■ Work to complete: Answer with one number only: the number of lines that include the word "Growth".

## Start Record extracts

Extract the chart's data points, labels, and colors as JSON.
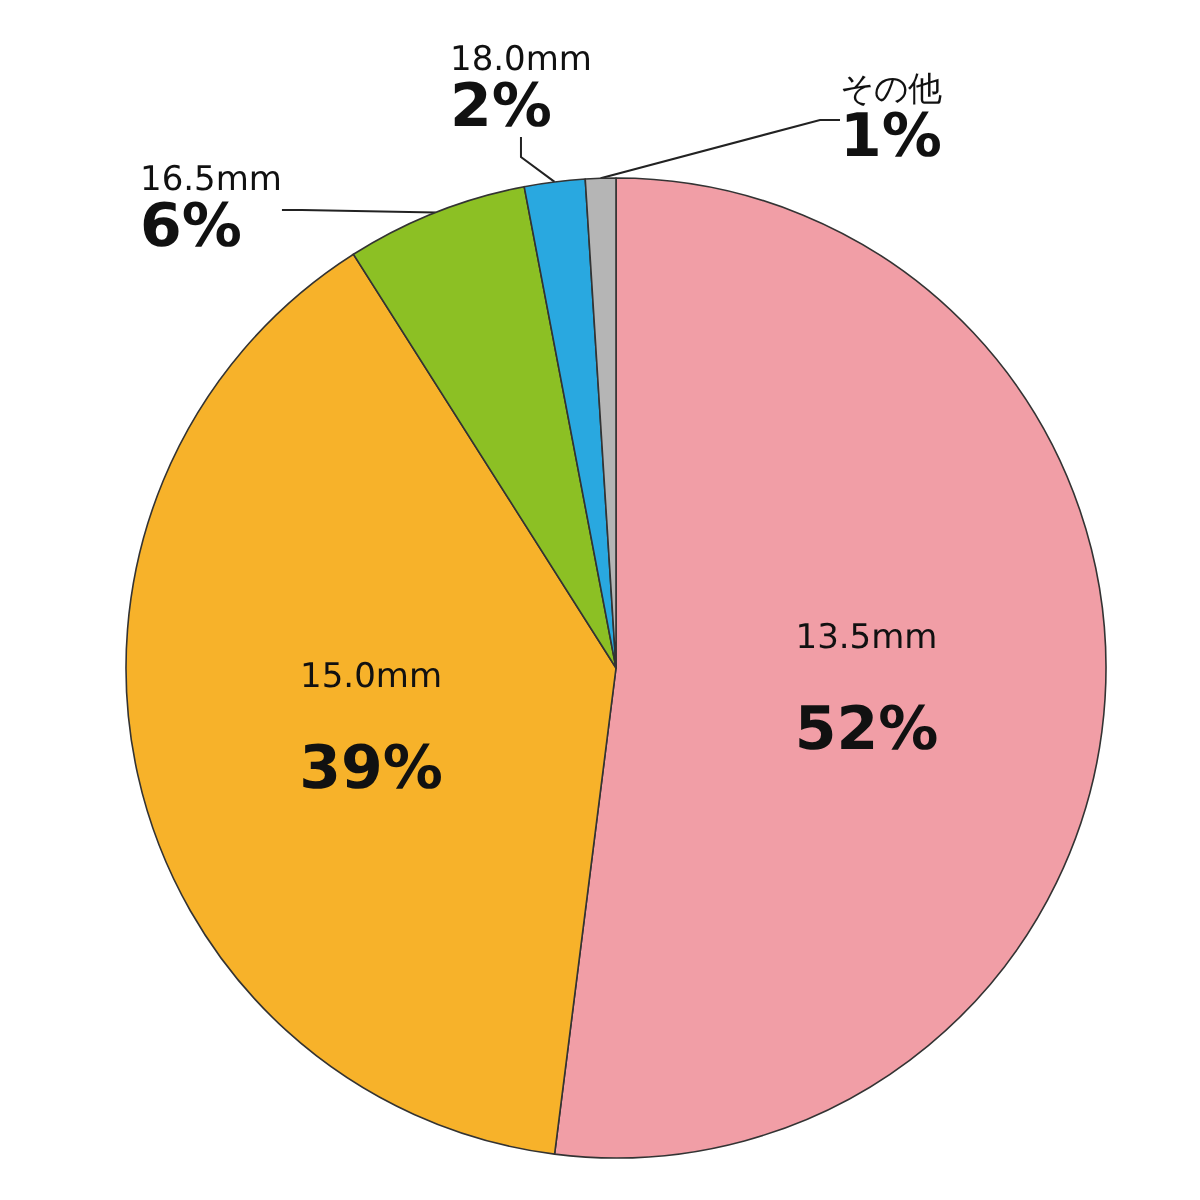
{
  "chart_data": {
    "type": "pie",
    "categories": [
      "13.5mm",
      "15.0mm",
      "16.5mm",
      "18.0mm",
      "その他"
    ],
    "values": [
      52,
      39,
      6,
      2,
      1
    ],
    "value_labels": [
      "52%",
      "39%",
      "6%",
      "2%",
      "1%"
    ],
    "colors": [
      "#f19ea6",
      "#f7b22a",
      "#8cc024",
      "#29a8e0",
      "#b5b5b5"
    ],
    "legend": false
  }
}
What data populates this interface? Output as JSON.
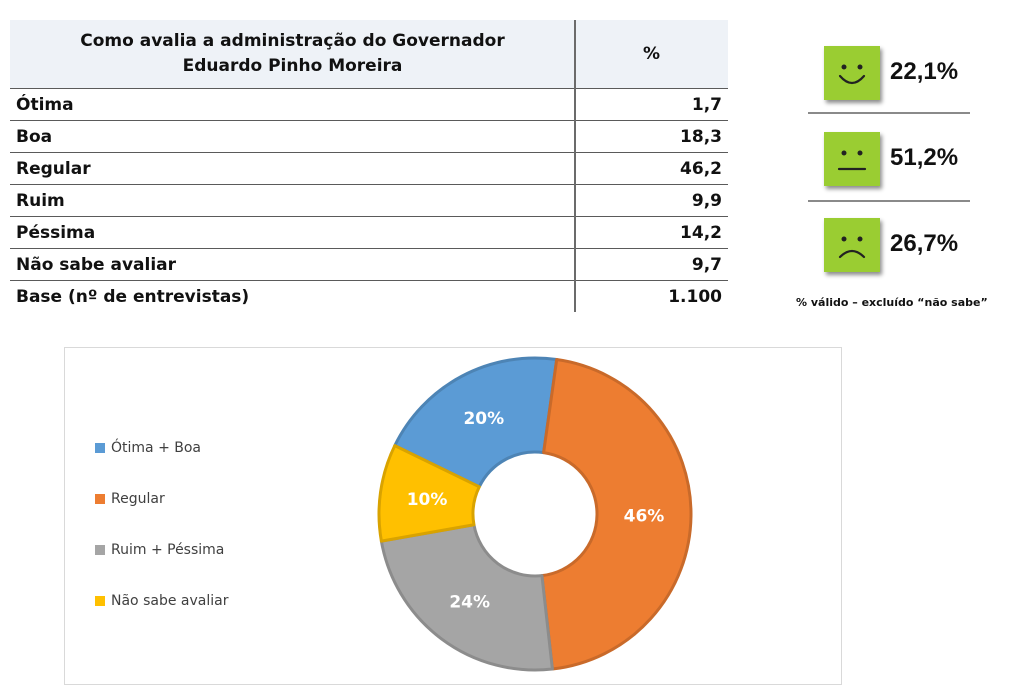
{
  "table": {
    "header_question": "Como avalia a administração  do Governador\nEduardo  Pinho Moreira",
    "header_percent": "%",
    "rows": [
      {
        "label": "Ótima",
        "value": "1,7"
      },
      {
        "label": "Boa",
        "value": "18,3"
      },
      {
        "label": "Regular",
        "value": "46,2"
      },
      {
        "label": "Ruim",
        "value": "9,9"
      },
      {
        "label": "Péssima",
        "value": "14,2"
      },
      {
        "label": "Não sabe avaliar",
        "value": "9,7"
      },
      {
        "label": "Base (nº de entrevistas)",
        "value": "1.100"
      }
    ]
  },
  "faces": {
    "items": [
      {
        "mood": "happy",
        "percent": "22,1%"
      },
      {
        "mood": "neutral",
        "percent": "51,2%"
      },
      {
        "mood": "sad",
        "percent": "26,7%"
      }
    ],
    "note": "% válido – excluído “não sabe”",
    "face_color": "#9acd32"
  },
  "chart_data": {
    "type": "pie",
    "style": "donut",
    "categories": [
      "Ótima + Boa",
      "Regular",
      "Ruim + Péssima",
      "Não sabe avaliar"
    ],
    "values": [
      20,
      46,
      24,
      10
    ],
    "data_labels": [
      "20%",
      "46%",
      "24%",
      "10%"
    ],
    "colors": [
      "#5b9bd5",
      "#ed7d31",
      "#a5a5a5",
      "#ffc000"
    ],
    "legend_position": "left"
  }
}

## End Record extracts
## Start Record extracts

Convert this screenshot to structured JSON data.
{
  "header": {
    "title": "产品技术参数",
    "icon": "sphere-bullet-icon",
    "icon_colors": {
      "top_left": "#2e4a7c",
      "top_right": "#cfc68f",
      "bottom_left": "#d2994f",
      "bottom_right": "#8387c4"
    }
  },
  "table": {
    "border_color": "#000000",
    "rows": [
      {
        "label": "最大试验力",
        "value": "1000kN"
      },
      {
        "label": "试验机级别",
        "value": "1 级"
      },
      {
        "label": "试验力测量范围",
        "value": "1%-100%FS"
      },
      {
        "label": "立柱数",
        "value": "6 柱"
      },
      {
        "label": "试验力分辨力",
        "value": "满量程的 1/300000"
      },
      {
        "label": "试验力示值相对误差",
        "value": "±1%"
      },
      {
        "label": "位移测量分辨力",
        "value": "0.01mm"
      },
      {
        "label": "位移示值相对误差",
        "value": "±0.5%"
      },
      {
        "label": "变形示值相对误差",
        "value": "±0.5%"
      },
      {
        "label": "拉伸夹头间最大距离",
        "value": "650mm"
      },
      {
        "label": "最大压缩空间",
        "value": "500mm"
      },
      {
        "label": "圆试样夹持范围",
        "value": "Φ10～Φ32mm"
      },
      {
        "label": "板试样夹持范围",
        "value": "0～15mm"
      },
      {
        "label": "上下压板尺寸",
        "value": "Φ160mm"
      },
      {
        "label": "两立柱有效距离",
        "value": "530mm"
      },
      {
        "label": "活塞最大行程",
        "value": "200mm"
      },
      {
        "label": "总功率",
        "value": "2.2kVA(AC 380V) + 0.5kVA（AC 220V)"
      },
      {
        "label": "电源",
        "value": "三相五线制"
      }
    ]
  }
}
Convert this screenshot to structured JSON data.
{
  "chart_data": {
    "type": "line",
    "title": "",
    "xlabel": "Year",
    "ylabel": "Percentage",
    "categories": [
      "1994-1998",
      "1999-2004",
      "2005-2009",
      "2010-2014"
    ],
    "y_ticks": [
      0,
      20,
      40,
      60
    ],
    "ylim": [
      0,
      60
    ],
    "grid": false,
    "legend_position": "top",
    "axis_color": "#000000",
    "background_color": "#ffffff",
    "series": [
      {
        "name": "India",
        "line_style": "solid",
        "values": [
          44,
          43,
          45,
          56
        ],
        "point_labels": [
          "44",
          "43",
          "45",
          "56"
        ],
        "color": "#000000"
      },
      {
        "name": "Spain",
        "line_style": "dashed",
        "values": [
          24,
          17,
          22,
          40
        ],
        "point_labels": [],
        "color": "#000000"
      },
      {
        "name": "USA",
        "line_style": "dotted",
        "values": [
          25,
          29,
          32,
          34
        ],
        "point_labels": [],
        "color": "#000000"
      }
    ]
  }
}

## End Record extracts
## Start Record extracts

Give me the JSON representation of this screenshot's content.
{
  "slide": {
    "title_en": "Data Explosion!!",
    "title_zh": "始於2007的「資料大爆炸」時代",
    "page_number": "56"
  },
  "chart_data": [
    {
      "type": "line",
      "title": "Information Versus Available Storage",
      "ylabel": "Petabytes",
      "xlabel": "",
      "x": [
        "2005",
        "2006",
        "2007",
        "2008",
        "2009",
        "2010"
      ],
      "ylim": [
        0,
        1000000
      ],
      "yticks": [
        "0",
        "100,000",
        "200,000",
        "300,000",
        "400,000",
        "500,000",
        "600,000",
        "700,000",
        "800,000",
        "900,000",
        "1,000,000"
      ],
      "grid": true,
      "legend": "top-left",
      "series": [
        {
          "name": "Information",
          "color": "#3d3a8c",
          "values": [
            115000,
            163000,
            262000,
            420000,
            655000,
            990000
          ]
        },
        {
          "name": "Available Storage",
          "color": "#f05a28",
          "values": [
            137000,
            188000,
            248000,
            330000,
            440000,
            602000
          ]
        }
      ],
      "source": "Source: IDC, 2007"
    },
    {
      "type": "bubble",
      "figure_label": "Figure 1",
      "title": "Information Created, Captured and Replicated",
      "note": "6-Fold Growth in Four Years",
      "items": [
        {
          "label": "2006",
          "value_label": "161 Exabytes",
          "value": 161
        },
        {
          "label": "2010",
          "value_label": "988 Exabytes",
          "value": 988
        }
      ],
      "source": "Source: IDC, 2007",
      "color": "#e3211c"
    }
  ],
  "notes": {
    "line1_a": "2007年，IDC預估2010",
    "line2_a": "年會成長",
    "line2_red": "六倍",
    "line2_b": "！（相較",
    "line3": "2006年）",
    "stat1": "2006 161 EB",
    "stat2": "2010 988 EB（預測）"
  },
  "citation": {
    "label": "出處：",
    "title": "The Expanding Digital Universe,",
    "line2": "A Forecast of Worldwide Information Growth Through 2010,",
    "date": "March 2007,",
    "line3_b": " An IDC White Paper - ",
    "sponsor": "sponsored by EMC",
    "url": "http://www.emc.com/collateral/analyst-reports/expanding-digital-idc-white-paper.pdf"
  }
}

## End Record extracts

■ In response: 2